◆ **DO THIS**:
Find and copy every line in the records that includes the string "screenshot".

◆ **DATA PROVIDED**:

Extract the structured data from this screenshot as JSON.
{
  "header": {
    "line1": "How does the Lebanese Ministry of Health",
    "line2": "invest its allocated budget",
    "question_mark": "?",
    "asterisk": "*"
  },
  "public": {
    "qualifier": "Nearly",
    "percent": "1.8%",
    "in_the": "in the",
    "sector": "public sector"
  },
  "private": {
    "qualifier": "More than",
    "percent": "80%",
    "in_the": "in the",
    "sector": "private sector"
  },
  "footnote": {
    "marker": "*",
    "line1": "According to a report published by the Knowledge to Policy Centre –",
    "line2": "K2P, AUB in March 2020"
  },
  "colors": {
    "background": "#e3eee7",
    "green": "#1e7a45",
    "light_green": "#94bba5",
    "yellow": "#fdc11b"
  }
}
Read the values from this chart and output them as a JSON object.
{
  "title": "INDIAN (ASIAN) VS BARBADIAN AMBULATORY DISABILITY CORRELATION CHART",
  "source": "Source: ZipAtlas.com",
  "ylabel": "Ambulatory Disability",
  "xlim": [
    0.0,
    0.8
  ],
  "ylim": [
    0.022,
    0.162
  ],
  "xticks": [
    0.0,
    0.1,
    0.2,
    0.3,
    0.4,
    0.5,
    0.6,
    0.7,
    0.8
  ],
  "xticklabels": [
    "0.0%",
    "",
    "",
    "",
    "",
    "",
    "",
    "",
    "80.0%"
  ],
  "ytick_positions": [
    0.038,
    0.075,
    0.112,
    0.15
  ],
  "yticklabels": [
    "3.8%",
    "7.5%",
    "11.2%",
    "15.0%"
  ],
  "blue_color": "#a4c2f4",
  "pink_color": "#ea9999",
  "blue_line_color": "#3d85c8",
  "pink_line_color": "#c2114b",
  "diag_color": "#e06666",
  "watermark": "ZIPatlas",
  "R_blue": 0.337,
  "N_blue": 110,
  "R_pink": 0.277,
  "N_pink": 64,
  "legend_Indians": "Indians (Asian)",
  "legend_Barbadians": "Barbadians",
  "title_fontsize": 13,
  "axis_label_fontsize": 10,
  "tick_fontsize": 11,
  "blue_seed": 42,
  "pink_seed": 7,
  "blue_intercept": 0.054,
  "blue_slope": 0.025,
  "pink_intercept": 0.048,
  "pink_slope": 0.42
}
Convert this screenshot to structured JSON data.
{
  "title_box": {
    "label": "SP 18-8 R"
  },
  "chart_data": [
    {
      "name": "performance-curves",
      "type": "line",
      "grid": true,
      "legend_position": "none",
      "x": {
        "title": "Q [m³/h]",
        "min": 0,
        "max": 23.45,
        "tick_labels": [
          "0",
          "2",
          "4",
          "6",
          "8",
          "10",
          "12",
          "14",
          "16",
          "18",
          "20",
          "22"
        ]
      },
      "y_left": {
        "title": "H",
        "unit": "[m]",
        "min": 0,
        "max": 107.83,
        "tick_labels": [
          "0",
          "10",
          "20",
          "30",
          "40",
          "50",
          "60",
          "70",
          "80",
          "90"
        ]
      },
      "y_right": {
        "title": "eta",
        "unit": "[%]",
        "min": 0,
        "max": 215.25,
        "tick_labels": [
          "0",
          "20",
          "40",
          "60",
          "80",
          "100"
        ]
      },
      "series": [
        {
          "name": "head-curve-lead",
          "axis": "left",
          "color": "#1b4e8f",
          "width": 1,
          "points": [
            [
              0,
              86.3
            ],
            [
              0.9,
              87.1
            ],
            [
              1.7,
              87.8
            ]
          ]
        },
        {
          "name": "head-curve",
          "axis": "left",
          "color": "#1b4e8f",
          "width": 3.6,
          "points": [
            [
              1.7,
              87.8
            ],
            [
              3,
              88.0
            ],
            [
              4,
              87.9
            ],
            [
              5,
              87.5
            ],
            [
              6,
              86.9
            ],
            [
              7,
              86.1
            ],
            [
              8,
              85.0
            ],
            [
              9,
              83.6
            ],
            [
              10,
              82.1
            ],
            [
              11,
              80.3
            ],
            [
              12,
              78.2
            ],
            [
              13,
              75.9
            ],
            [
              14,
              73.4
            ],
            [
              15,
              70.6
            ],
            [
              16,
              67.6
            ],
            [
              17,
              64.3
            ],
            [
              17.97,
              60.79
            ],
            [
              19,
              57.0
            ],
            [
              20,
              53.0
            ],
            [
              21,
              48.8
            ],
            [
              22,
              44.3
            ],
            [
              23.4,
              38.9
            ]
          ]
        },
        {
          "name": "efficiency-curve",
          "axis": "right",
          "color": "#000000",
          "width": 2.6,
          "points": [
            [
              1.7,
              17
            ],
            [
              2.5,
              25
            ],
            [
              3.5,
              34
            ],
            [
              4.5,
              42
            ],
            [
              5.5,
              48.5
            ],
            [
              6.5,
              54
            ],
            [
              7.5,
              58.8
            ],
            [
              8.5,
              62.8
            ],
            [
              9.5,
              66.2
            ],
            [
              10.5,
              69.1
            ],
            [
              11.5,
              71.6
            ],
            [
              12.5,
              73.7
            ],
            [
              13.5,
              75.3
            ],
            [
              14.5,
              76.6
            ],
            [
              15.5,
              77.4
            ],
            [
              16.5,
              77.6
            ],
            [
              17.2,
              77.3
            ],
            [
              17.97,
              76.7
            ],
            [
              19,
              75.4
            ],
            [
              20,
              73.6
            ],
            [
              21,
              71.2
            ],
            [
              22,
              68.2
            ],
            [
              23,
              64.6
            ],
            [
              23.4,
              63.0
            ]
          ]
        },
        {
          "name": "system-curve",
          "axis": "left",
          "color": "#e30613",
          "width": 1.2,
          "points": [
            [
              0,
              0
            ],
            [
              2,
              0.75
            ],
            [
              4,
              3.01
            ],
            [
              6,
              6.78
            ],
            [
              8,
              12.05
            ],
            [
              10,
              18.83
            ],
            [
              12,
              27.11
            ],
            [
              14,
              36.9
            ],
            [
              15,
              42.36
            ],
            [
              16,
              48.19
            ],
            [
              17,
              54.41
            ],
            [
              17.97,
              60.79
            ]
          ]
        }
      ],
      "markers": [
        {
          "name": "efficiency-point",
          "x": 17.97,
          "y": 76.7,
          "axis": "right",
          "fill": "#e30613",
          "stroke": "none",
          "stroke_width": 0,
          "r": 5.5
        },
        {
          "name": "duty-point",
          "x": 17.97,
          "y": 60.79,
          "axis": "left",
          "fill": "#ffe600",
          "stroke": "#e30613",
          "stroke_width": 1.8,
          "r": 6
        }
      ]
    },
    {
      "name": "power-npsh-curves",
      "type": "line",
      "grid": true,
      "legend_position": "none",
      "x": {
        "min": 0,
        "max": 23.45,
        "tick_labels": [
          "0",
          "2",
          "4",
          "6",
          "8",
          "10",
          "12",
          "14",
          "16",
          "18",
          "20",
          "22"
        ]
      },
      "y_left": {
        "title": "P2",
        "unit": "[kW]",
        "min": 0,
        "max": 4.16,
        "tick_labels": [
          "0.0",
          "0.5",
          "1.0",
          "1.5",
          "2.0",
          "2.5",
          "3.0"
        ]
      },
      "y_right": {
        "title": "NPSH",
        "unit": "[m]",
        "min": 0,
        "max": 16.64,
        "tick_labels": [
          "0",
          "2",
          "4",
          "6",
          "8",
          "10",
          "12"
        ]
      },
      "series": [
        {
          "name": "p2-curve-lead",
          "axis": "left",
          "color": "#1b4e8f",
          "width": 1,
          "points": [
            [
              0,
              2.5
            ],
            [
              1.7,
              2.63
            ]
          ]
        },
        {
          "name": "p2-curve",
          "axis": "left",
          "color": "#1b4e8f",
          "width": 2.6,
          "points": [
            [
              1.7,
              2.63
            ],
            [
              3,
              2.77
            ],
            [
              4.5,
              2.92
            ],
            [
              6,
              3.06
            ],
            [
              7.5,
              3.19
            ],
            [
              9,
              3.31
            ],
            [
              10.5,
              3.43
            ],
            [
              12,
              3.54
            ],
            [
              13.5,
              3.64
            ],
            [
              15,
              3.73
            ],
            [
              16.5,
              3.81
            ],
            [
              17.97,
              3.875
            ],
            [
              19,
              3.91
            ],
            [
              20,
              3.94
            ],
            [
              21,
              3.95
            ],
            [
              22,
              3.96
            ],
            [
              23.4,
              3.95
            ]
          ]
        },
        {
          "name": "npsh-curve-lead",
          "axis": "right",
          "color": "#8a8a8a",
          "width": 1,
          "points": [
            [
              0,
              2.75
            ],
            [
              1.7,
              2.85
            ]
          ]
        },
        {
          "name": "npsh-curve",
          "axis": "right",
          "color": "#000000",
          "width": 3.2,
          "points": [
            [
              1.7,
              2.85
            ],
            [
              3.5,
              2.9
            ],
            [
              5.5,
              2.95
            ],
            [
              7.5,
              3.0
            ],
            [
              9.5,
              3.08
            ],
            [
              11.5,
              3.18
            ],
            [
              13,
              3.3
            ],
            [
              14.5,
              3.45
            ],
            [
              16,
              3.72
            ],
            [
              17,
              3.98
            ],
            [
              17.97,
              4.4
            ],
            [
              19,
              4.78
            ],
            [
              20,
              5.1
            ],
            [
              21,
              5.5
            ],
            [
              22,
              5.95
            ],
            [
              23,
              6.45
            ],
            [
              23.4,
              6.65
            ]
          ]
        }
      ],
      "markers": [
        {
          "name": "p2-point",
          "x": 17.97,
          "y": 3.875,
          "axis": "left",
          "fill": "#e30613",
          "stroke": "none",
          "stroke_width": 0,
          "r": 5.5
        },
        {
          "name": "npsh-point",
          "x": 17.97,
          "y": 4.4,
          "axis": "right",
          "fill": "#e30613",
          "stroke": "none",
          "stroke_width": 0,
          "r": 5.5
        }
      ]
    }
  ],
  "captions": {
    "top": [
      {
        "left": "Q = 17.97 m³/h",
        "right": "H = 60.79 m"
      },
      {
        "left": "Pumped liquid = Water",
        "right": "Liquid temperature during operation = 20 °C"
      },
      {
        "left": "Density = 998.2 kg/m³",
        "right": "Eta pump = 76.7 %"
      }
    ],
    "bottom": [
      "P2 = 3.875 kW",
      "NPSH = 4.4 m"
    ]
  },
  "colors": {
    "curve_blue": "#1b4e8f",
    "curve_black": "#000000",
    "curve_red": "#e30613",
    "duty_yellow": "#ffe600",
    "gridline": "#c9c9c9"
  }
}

◆ **RESULT OF THE EXERCISE**:
Extract the structured data from this screenshot as JSON.
Convert this screenshot to structured JSON data.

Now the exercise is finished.